Reproduce the records below in full and without edits, omitting images.

--- start of EXTRACTED RECORDS ---

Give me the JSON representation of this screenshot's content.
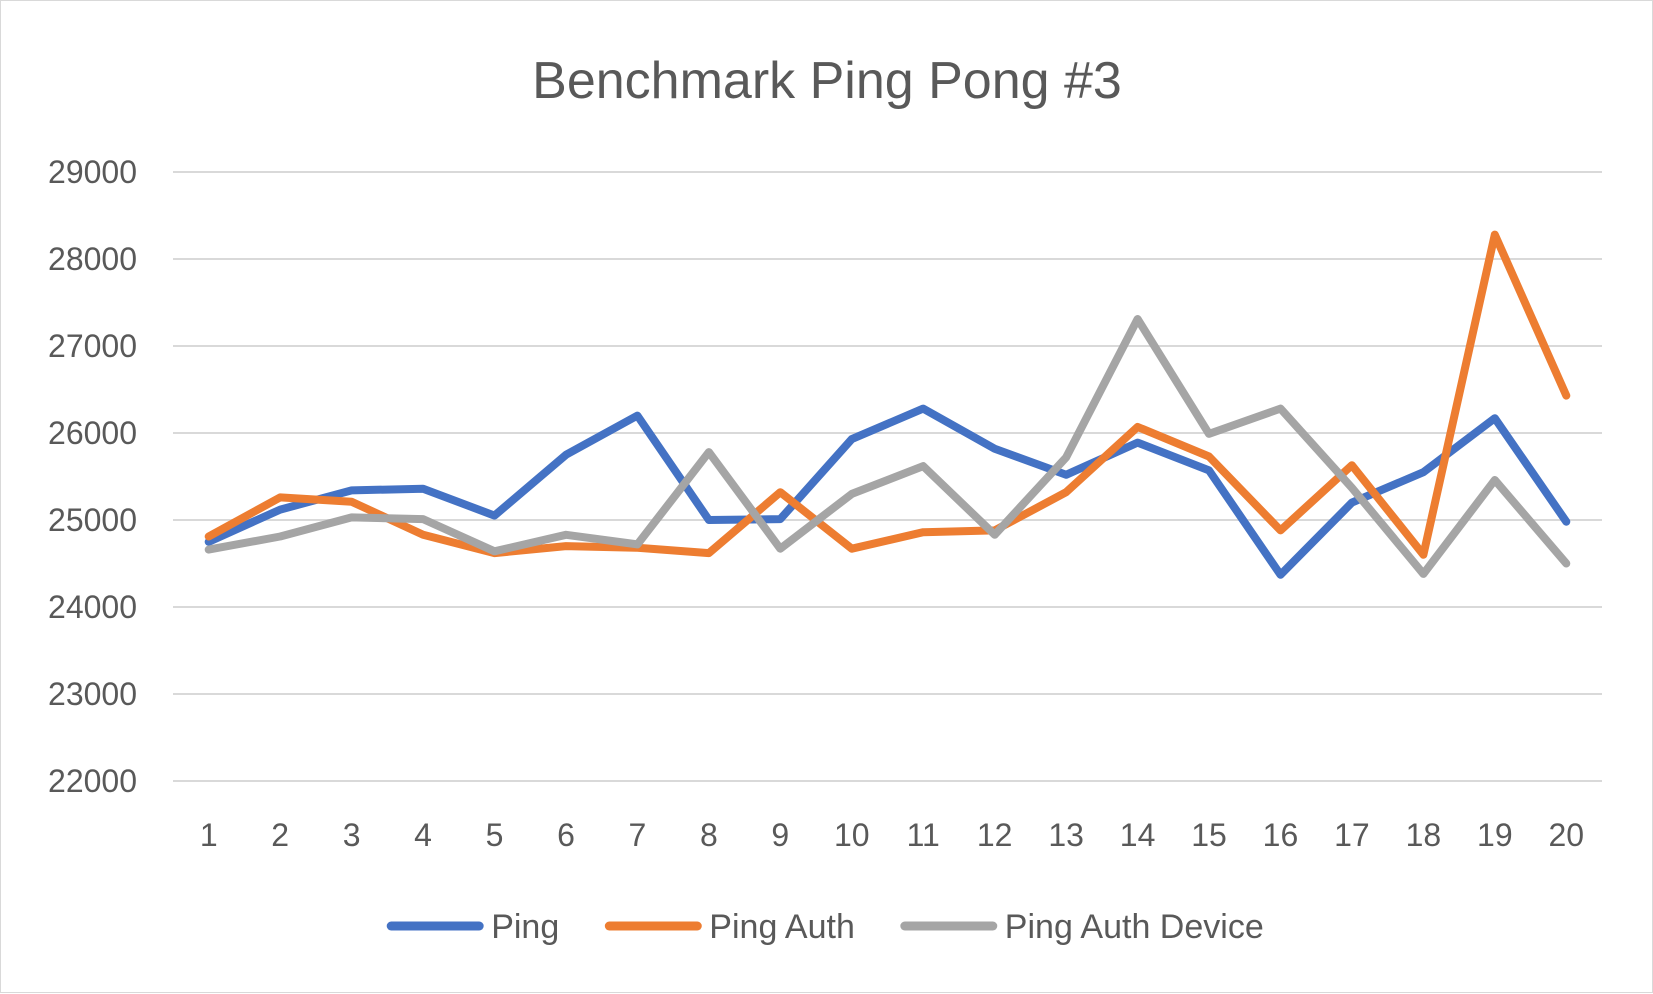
{
  "chart_data": {
    "type": "line",
    "title": "Benchmark Ping Pong #3",
    "xlabel": "",
    "ylabel": "",
    "ylim": [
      22000,
      29000
    ],
    "yticks": [
      22000,
      23000,
      24000,
      25000,
      26000,
      27000,
      28000,
      29000
    ],
    "categories": [
      "1",
      "2",
      "3",
      "4",
      "5",
      "6",
      "7",
      "8",
      "9",
      "10",
      "11",
      "12",
      "13",
      "14",
      "15",
      "16",
      "17",
      "18",
      "19",
      "20"
    ],
    "grid": true,
    "legend": "bottom",
    "series": [
      {
        "name": "Ping",
        "color": "#4472c4",
        "values": [
          24750,
          25120,
          25340,
          25360,
          25050,
          25750,
          26200,
          25000,
          25010,
          25930,
          26280,
          25820,
          25520,
          25890,
          25570,
          24370,
          25200,
          25550,
          26170,
          24980
        ]
      },
      {
        "name": "Ping Auth",
        "color": "#ed7d31",
        "values": [
          24810,
          25260,
          25210,
          24830,
          24620,
          24700,
          24680,
          24620,
          25320,
          24670,
          24860,
          24880,
          25320,
          26070,
          25730,
          24880,
          25630,
          24600,
          28280,
          26430
        ]
      },
      {
        "name": "Ping Auth Device",
        "color": "#a5a5a5",
        "values": [
          24660,
          24810,
          25030,
          25010,
          24640,
          24830,
          24720,
          25780,
          24670,
          25300,
          25620,
          24830,
          25720,
          27310,
          25990,
          26280,
          25370,
          24380,
          25460,
          24500
        ]
      }
    ]
  }
}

--- end of EXTRACTED RECORDS ---

» TASK OUTPUT:
Give me the JSON representation of this screenshot's content.
{
  "chart_data": {
    "type": "line",
    "title": "Benchmark Ping Pong #3",
    "xlabel": "",
    "ylabel": "",
    "ylim": [
      22000,
      29000
    ],
    "yticks": [
      22000,
      23000,
      24000,
      25000,
      26000,
      27000,
      28000,
      29000
    ],
    "categories": [
      "1",
      "2",
      "3",
      "4",
      "5",
      "6",
      "7",
      "8",
      "9",
      "10",
      "11",
      "12",
      "13",
      "14",
      "15",
      "16",
      "17",
      "18",
      "19",
      "20"
    ],
    "grid": true,
    "legend": "bottom",
    "series": [
      {
        "name": "Ping",
        "color": "#4472c4",
        "values": [
          24750,
          25120,
          25340,
          25360,
          25050,
          25750,
          26200,
          25000,
          25010,
          25930,
          26280,
          25820,
          25520,
          25890,
          25570,
          24370,
          25200,
          25550,
          26170,
          24980
        ]
      },
      {
        "name": "Ping Auth",
        "color": "#ed7d31",
        "values": [
          24810,
          25260,
          25210,
          24830,
          24620,
          24700,
          24680,
          24620,
          25320,
          24670,
          24860,
          24880,
          25320,
          26070,
          25730,
          24880,
          25630,
          24600,
          28280,
          26430
        ]
      },
      {
        "name": "Ping Auth Device",
        "color": "#a5a5a5",
        "values": [
          24660,
          24810,
          25030,
          25010,
          24640,
          24830,
          24720,
          25780,
          24670,
          25300,
          25620,
          24830,
          25720,
          27310,
          25990,
          26280,
          25370,
          24380,
          25460,
          24500
        ]
      }
    ]
  }
}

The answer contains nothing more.